■ PROBLEM DESCRIPTION
List each line holding the string "Québec".

[Recorded data]
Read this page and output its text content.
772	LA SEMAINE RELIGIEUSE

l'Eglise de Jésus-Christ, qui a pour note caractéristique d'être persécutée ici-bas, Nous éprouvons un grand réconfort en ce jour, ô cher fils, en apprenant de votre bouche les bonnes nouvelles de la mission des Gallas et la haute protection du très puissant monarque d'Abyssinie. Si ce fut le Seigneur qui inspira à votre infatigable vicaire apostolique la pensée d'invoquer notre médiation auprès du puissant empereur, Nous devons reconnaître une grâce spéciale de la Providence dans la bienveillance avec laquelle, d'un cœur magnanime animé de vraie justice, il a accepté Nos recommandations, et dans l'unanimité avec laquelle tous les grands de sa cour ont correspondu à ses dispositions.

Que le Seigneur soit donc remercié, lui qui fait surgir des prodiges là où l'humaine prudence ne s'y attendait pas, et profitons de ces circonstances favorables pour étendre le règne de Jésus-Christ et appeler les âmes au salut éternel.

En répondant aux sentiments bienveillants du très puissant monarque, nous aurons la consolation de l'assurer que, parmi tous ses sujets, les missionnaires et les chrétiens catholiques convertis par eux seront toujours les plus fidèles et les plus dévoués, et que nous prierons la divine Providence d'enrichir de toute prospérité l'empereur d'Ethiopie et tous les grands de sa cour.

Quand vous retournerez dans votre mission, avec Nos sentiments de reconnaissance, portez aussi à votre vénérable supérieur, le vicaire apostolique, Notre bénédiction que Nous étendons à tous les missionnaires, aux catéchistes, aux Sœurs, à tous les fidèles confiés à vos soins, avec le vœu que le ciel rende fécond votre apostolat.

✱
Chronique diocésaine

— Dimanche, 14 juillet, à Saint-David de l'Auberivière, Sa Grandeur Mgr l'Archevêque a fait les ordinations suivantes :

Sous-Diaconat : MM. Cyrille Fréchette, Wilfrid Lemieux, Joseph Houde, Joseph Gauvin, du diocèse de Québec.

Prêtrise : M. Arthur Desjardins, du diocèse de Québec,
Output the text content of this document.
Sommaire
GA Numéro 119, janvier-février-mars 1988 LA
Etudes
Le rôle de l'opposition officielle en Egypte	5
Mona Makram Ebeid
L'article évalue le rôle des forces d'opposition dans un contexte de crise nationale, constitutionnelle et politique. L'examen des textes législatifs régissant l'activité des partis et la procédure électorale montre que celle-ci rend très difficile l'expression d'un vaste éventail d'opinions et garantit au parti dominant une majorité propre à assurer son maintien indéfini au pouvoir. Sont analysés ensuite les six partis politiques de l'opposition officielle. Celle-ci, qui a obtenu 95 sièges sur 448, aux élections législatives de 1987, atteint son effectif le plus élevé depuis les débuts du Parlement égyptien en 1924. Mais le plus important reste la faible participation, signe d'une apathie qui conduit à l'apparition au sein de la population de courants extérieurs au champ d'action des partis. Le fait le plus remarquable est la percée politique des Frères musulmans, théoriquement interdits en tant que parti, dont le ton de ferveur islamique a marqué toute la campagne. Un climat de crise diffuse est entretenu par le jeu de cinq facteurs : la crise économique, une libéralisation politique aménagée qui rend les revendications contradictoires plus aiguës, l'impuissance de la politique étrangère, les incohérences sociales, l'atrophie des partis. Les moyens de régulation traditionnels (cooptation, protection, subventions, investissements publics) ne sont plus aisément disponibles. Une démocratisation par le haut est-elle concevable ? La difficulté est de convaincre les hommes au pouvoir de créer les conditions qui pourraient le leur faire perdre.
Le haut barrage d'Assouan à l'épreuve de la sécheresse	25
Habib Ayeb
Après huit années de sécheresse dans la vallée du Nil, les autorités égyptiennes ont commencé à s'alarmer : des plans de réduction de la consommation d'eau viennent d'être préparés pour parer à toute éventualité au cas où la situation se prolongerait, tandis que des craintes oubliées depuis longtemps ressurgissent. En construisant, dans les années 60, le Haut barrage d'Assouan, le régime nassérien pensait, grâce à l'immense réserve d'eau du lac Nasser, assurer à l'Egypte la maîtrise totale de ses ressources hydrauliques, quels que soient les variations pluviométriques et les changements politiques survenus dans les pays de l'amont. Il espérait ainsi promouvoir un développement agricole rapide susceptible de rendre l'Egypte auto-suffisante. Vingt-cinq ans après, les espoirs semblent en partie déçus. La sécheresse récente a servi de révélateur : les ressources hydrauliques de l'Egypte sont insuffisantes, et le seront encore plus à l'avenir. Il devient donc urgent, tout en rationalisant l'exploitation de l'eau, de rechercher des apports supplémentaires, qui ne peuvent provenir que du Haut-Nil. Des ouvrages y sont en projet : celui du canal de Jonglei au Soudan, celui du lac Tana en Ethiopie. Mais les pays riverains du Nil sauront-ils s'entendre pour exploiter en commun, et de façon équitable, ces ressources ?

■ SOLUTION TO THIS EXERCISE
Sous-Diaconat : MM. Cyrille Fréchette, Wilfrid Lemieux, Joseph Houde, Joseph Gauvin, du diocèse de Québec.
Prêtrise : M. Arthur Desjardins, du diocèse de Québec,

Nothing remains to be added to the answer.